▶ _Challenge_: Search the material for the word "meta" and report each line where it turns up.

(Source data)
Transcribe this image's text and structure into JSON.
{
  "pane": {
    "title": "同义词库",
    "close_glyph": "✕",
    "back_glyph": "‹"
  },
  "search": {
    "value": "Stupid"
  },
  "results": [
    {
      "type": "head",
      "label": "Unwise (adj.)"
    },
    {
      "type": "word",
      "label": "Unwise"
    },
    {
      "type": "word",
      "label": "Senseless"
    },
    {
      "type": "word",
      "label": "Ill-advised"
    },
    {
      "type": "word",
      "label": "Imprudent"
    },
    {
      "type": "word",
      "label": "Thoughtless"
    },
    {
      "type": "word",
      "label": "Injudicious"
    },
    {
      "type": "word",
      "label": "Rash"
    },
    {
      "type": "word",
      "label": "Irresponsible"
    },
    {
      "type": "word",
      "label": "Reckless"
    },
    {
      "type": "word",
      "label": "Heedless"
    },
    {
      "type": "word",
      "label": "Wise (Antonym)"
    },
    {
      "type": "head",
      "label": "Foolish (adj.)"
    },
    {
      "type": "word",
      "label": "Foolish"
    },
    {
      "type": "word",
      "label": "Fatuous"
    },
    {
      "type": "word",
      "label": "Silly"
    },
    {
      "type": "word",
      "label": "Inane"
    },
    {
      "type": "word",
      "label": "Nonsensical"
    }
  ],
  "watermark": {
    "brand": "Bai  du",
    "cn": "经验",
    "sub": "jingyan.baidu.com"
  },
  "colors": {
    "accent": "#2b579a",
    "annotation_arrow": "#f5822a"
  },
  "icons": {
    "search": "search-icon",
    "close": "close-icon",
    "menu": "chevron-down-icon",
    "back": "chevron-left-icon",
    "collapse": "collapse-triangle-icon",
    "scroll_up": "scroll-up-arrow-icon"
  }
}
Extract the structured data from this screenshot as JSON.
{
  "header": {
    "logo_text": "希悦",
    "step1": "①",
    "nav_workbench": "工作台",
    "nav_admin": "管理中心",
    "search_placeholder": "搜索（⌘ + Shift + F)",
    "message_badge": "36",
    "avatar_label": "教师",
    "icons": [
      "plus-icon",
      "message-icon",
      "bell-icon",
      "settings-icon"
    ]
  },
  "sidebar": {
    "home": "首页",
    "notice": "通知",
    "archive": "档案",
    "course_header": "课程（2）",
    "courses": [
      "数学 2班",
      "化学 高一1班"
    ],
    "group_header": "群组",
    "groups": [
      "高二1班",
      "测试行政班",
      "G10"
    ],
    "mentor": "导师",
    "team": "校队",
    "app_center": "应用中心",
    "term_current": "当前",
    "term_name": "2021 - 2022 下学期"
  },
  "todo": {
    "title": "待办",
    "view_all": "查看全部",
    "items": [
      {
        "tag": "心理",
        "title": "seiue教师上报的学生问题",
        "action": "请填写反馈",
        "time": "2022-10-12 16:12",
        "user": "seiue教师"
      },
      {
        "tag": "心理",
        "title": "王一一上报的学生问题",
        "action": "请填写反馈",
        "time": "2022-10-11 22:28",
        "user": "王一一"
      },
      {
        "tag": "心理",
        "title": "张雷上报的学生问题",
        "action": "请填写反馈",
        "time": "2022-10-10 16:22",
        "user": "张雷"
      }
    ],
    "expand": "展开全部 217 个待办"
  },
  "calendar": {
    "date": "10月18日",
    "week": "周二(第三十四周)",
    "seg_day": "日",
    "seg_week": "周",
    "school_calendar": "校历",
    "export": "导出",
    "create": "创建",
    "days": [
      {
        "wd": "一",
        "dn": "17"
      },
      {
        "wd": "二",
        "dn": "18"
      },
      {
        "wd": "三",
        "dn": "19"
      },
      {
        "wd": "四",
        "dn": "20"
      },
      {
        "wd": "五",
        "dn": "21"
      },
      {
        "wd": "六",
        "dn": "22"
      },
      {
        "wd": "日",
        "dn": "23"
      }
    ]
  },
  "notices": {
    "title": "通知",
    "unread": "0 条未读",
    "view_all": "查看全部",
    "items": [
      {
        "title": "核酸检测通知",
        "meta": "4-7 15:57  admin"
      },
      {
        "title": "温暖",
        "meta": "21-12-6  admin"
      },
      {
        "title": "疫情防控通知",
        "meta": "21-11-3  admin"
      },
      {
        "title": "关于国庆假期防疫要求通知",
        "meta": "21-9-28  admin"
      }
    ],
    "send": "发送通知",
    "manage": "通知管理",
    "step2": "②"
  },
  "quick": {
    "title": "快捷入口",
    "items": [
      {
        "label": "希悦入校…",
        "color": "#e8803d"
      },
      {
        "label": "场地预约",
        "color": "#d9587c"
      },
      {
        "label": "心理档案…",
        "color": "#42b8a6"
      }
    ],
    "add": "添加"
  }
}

▶ _Solution for this exercise_:
        "meta": "4-7 15:57  admin"
        "meta": "21-12-6  admin"
        "meta": "21-11-3  admin"
        "meta": "21-9-28  admin"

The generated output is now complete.